## Start Given passage

His iconoclasm was his brand, from the outset of his career, when he made a name for himself as the young Philadelphia assistant district attorney on the Warren Commission who first postulated that a single bullet hit both President John F. Kennedy and Texas Gov. John Connally.

And he wore his independence as a badge of honor. The pro-choice Republican helped fell Robert Bork’s nomination to the U.S. Supreme Court, and then ensured Clarence Thomas’ ascension by leading what many liberal groups saw as the smearing of Anita Hill, a one-time aide to Thomas who had accused the former head of the Equal Employment Opportunity Commission of sexually harassing her.

Specter was a pro-Israel stalwart who enjoyed his one-on-ones with some of the Middle East’s most bloodstained tyrants.

Running for district attorney in Philadelphia in 1965, he left the Democratic Party, but returned in 2009, frustrated with what he said was the Republican Party’s lurch rightward. Specter the Democrat helped pass President Obama’s health care reforms.

“He would tell me, ‘Every morning I wake up I look in the mirror and I see the toughest guy in politics,’ ” recalled Morton Klein, the president of the Zionist Organization of America who first lobbied and then befriended Specter.

Specter, who represented Pennsylvania in the Senate from 1981 to 2011, was shaped by his childhood as the only Jewish kid in his class in a small Midwestern town, Russell, Kan., said David Brog, a longtime aide to Specter who eventually rose to be his chief of staff.

“He was a tough Jew,” Brog said. Specter’s upbringing – helping out his father, a peddler and scrap metal business owner, when he was barely beyond toddler age – was a factor in his pro-Israel leadership, according to Brog.

“He saw a little of Israel in himself as the only Jew in his class in Russell,” he said.

While his sisters were Orthodox, Specter himself was not outwardly religious, though he had a strong sense of Jewish identity.

Specter was a congressional leader in advancing the cause of Soviet Jews, recalled Mark Levin, who directs NCSJ, the former National Council on Soviet Jewry.

“He had a particular interest in addressing these issues through legal means,” Levin said, particularly by leveraging international human rights laws. Specter would grill his interlocutors from the Soviet Jewry activist movement, asking them to come up with new avenues to leverage the Soviet Union and other European states.

“He wanted to know what more could be done, at the most difficult time when so few people were getting out,” Levin said. “What more could we do, whom do we need to speak to, what do we need to focus on? He was tough but fair.”

Specter also helped preserve the Lautenberg Amendment, named for Sen. Frank Lautenberg (D-N.J.), which eased immigration for refugees from persecution. Designed as a way to advance the exodus of Soviet Jews, Specter extended the amendment to minorities from other nations, including Iran.

Specter throughout his career was a pro-Israel leader, in recent years leading efforts to condition aid to the Palestinian Authority on its peace process performance. He also aimed to protect Jewish students on campuses from anti-Israel harassment.

An array of Jewish and pro-Israel groups mourned his passing.

“Time and time again, Sen. Specter worked to ensure that America’s ally had the resources necessary to defend herself and protect U.S. interests in the Middle East,” the American Israel Public Affairs Committee said in a statement. “He was a good friend of our organization and a leading architect of the congressional bond between our country and Israel.”

The Israeli Embassy in Washington called Specter “an unswerving defender of the Jewish state and a stalwart advocate of peace.”

## End Given passage
## Start Information shown

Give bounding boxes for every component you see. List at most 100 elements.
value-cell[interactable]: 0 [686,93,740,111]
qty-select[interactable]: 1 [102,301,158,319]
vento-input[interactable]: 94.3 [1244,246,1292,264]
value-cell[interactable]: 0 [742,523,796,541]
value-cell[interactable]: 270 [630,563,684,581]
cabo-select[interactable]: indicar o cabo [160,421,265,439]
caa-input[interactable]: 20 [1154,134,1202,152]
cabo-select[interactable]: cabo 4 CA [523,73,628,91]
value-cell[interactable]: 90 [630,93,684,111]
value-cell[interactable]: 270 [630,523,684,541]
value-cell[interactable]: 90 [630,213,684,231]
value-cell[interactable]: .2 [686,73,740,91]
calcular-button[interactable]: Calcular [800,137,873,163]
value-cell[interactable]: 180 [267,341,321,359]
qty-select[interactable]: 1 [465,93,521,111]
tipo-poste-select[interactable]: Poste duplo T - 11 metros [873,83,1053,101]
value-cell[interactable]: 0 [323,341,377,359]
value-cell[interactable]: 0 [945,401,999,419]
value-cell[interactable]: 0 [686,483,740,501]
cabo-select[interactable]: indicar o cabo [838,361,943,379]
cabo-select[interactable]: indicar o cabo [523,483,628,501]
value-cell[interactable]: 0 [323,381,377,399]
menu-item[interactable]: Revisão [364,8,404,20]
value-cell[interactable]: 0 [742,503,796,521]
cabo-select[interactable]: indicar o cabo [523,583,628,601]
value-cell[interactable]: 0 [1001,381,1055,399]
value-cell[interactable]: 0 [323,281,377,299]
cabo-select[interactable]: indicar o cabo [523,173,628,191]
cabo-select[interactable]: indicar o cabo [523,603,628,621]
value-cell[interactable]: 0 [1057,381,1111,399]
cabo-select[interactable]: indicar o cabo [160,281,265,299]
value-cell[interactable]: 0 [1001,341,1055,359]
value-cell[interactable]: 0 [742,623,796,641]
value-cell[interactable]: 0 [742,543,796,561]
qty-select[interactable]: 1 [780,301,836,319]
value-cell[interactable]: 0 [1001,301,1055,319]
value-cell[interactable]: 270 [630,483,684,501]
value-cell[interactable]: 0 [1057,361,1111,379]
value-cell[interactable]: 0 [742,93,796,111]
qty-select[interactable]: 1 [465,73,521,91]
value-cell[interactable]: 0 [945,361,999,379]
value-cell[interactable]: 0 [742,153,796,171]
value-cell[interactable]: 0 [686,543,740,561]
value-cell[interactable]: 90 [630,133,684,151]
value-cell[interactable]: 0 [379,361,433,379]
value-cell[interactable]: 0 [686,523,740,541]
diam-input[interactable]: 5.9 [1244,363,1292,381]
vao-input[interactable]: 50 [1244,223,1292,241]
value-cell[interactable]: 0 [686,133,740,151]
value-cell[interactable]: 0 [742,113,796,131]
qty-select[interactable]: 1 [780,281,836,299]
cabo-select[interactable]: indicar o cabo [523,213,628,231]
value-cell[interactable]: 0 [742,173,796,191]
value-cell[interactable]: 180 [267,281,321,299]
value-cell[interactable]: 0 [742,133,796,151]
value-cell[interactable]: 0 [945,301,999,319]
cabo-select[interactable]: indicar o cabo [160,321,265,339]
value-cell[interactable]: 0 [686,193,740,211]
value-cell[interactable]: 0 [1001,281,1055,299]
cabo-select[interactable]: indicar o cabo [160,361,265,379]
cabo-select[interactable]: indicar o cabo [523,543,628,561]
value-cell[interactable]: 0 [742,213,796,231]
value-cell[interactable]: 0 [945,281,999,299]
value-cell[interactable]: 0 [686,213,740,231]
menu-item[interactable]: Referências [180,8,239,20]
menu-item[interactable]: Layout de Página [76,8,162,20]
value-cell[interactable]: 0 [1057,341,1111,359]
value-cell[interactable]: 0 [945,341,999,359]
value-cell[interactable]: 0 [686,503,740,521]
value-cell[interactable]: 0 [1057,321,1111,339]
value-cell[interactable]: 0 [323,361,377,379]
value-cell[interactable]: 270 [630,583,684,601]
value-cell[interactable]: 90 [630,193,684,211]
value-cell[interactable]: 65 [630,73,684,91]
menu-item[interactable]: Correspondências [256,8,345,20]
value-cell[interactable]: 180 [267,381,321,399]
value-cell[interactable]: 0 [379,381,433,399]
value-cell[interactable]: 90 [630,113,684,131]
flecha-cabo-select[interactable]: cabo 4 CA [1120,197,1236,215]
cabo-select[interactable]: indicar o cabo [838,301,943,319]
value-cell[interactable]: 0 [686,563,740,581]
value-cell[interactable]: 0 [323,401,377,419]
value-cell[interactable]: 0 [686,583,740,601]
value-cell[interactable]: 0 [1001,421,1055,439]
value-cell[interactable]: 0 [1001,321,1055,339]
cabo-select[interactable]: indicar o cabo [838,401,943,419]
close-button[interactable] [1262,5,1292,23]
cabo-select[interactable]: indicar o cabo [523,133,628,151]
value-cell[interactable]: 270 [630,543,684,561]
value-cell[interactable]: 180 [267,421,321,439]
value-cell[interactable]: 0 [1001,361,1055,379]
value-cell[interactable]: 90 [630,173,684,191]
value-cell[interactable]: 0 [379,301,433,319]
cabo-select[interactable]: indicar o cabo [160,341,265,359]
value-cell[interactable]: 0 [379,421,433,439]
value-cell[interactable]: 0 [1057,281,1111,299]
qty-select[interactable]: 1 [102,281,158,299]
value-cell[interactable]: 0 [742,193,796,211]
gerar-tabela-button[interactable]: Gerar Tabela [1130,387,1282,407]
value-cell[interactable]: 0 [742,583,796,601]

## End Information shown

Task requirements ▸
(1) Check each statement below against the passage about Specter, answering yes or no with the deciding words from the passage quoted exactly.
(a) Specter represented Pennsylvania in the Senate from 1981 to 2011.
(b) Specter grew up in Philadelphia.
(c) The Lautenberg Amendment was named for a senator from New Jersey.
(2) Please repeat the part of the passage about Specter that opens with the words containing "And he wore" and closes with "sexually harassing her.".

Answers per task ▸
(1)
(a) Yes: "Specter, who represented Pennsylvania in the Senate from 1981 to 2011"
(b) No: "the only Jewish kid in his class in a small Midwestern town, Russell, Kan."
(c) Yes: "named for Sen. Frank Lautenberg (D-N.J.)"

(2)
And he wore his independence as a badge of honor. The pro-choice Republican helped fell Robert Bork’s nomination to the U.S. Supreme Court, and then ensured Clarence Thomas’ ascension by leading what many liberal groups saw as the smearing of Anita Hill, a one-time aide to Thomas who had accused the former head of the Equal Employment Opportunity Commission of sexually harassing her.